-------- Records for this exercise

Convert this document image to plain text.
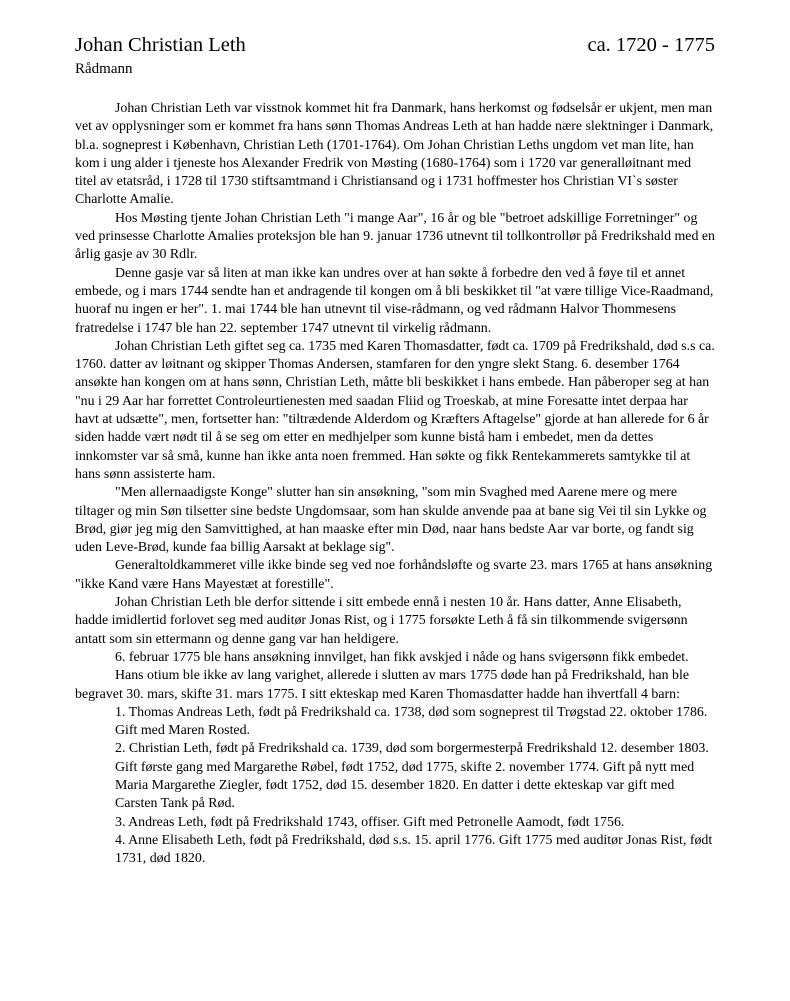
Johan Christian Leth	ca. 1720 - 1775
Rådmann

Johan Christian Leth var visstnok kommet hit fra Danmark, hans herkomst og fødselsår er ukjent, men man vet av opplysninger som er kommet fra hans sønn Thomas Andreas Leth at han hadde nære slektninger i Danmark, bl.a. sogneprest i København, Christian Leth (1701-1764). Om Johan Christian Leths ungdom vet man lite, han kom i ung alder i tjeneste hos Alexander Fredrik von Møsting (1680-1764) som i 1720 var generalløitnant med titel av etatsråd, i 1728 til 1730 stiftsamtmand i Christiansand og i 1731 hoffmester hos Christian VI`s søster Charlotte Amalie.

Hos Møsting tjente Johan Christian Leth "i mange Aar", 16 år og ble "betroet adskillige Forretninger" og ved prinsesse Charlotte Amalies proteksjon ble han 9. januar 1736 utnevnt til tollkontrollør på Fredrikshald med en årlig gasje av 30 Rdlr.

Denne gasje var så liten at man ikke kan undres over at han søkte å forbedre den ved å føye til et annet embede, og i mars 1744 sendte han et andragende til kongen om å bli beskikket til "at være tillige Vice-Raadmand, huoraf nu ingen er her". 1. mai 1744 ble han utnevnt til vise-rådmann, og ved rådmann Halvor Thommesens fratredelse i 1747 ble han 22. september 1747 utnevnt til virkelig rådmann.

Johan Christian Leth giftet seg ca. 1735 med Karen Thomasdatter, født ca. 1709 på Fredrikshald, død s.s ca. 1760. datter av løitnant og skipper Thomas Andersen, stamfaren for den yngre slekt Stang. 6. desember 1764 ansøkte han kongen om at hans sønn, Christian Leth, måtte bli beskikket i hans embede. Han påberoper seg at han "nu i 29 Aar har forrettet Controleurtienesten med saadan Fliid og Troeskab, at mine Foresatte intet derpaa har havt at udsætte", men, fortsetter han: "tiltrædende Alderdom og Kræfters Aftagelse" gjorde at han allerede for 6 år siden hadde vært nødt til å se seg om etter en medhjelper som kunne bistå ham i embedet, men da dettes innkomster var så små, kunne han ikke anta noen fremmed. Han søkte og fikk Rentekammerets samtykke til at hans sønn assisterte ham.

"Men allernaadigste Konge" slutter han sin ansøkning, "som min Svaghed med Aarene mere og mere tiltager og min Søn tilsetter sine bedste Ungdomsaar, som han skulde anvende paa at bane sig Vei til sin Lykke og Brød, giør jeg mig den Samvittighed, at han maaske efter min Død, naar hans bedste Aar var borte, og fandt sig uden Leve-Brød, kunde faa billig Aarsakt at beklage sig".

Generaltoldkammeret ville ikke binde seg ved noe forhåndsløfte og svarte 23. mars 1765 at hans ansøkning "ikke Kand være Hans Mayestæt at forestille".

Johan Christian Leth ble derfor sittende i sitt embede ennå i nesten 10 år. Hans datter, Anne Elisabeth, hadde imidlertid forlovet seg med auditør Jonas Rist, og i 1775 forsøkte Leth å få sin tilkommende svigersønn antatt som sin ettermann og denne gang var han heldigere.

6. februar 1775 ble hans ansøkning innvilget, han fikk avskjed i nåde og hans svigersønn fikk embedet.

Hans otium ble ikke av lang varighet, allerede i slutten av mars 1775 døde han på Fredrikshald, han ble begravet 30. mars, skifte 31. mars 1775. I sitt ekteskap med Karen Thomasdatter hadde han ihvertfall 4 barn:

1. Thomas Andreas Leth, født på Fredrikshald ca. 1738, død som sogneprest til Trøgstad 22. oktober 1786. Gift med Maren Rosted.
2. Christian Leth, født på Fredrikshald ca. 1739, død som borgermesterpå Fredrikshald 12. desember 1803. Gift første gang med Margarethe Røbel, født 1752, død 1775, skifte 2. november 1774. Gift på nytt med Maria Margarethe Ziegler, født 1752, død 15. desember 1820. En datter i dette ekteskap var gift med Carsten Tank på Rød.
3. Andreas Leth, født på Fredrikshald 1743, offiser. Gift med Petronelle Aamodt, født 1756.
4. Anne Elisabeth Leth, født på Fredrikshald, død s.s. 15. april 1776. Gift 1775 med auditør Jonas Rist, født 1731, død 1820.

----------------

### Exercise
Show every line from the entries above in which "ansøkning" appears.

### Solution
"Men allernaadigste Konge" slutter han sin ansøkning, "som min Svaghed med Aarene mere og mere tiltager og min Søn tilsetter sine bedste Ungdomsaar, som han skulde anvende paa at bane sig Vei til sin Lykke og Brød, giør jeg mig den Samvittighed, at han maaske efter min Død, naar hans bedste Aar var borte, og fandt sig uden Leve-Brød, kunde faa billig Aarsakt at beklage sig".
Generaltoldkammeret ville ikke binde seg ved noe forhåndsløfte og svarte 23. mars 1765 at hans ansøkning "ikke Kand være Hans Mayestæt at forestille".
6. februar 1775 ble hans ansøkning innvilget, han fikk avskjed i nåde og hans svigersønn fikk embedet.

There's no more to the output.